## START
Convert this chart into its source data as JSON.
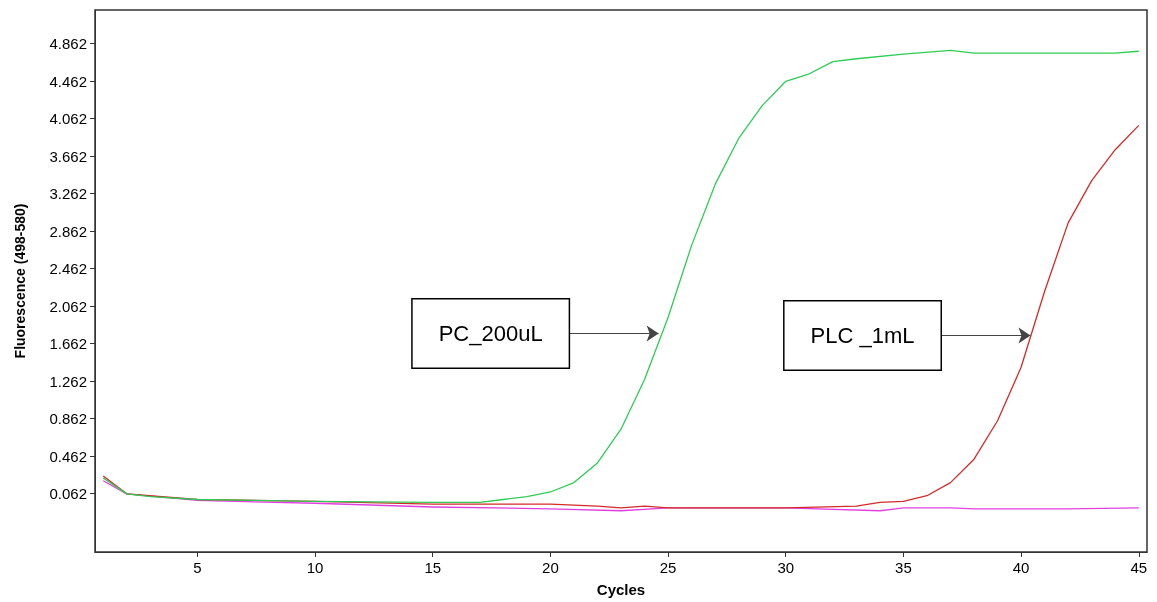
{
  "chart_data": {
    "type": "line",
    "xlabel": "Cycles",
    "ylabel": "Fluorescence (498-580)",
    "xlim": [
      0.65,
      45.35
    ],
    "xticks": [
      5,
      10,
      15,
      20,
      25,
      30,
      35,
      40,
      45
    ],
    "ylim": [
      -0.56,
      5.22
    ],
    "yticks": [
      0.062,
      0.462,
      0.862,
      1.262,
      1.662,
      2.062,
      2.462,
      2.862,
      3.262,
      3.662,
      4.062,
      4.462,
      4.862
    ],
    "grid": false,
    "marker": "none",
    "line_style": "solid",
    "series": [
      {
        "color": "#e040e0",
        "x": [
          1,
          2,
          5,
          10,
          15,
          20,
          23,
          25,
          30,
          34,
          35,
          37,
          38,
          42,
          45
        ],
        "values": [
          0.2,
          0.06,
          -0.01,
          -0.04,
          -0.08,
          -0.1,
          -0.12,
          -0.09,
          -0.09,
          -0.12,
          -0.09,
          -0.09,
          -0.1,
          -0.1,
          -0.09
        ]
      },
      {
        "color": "#d42a2a",
        "x": [
          1,
          2,
          5,
          10,
          15,
          20,
          22,
          23,
          24,
          25,
          30,
          33,
          34,
          35,
          36,
          37,
          38,
          39,
          40,
          41,
          42,
          43,
          44,
          45
        ],
        "values": [
          0.25,
          0.06,
          0,
          -0.02,
          -0.05,
          -0.05,
          -0.07,
          -0.09,
          -0.07,
          -0.09,
          -0.09,
          -0.07,
          -0.03,
          -0.02,
          0.04,
          0.18,
          0.43,
          0.84,
          1.41,
          2.22,
          2.95,
          3.4,
          3.73,
          3.99
        ]
      },
      {
        "color": "#2ecc55",
        "x": [
          1,
          2,
          3,
          5,
          10,
          15,
          17,
          18,
          19,
          20,
          21,
          22,
          23,
          24,
          25,
          26,
          27,
          28,
          29,
          30,
          31,
          32,
          33,
          35,
          37,
          38,
          40,
          44,
          45
        ],
        "values": [
          0.23,
          0.06,
          0.03,
          0,
          -0.02,
          -0.03,
          -0.03,
          0,
          0.03,
          0.08,
          0.18,
          0.39,
          0.75,
          1.28,
          1.94,
          2.71,
          3.36,
          3.85,
          4.2,
          4.46,
          4.54,
          4.67,
          4.7,
          4.75,
          4.79,
          4.76,
          4.76,
          4.76,
          4.78
        ]
      }
    ],
    "annotations": [
      {
        "text": "PC_200uL",
        "x": 24.6,
        "y": 1.77
      },
      {
        "text": "PLC _1mL",
        "x": 40.4,
        "y": 1.75
      }
    ]
  }
}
## END
Set exercise:
Show the lines of the data that hold the word "color".

Exercise output:
        "color": "#e040e0",
        "color": "#d42a2a",
        "color": "#2ecc55",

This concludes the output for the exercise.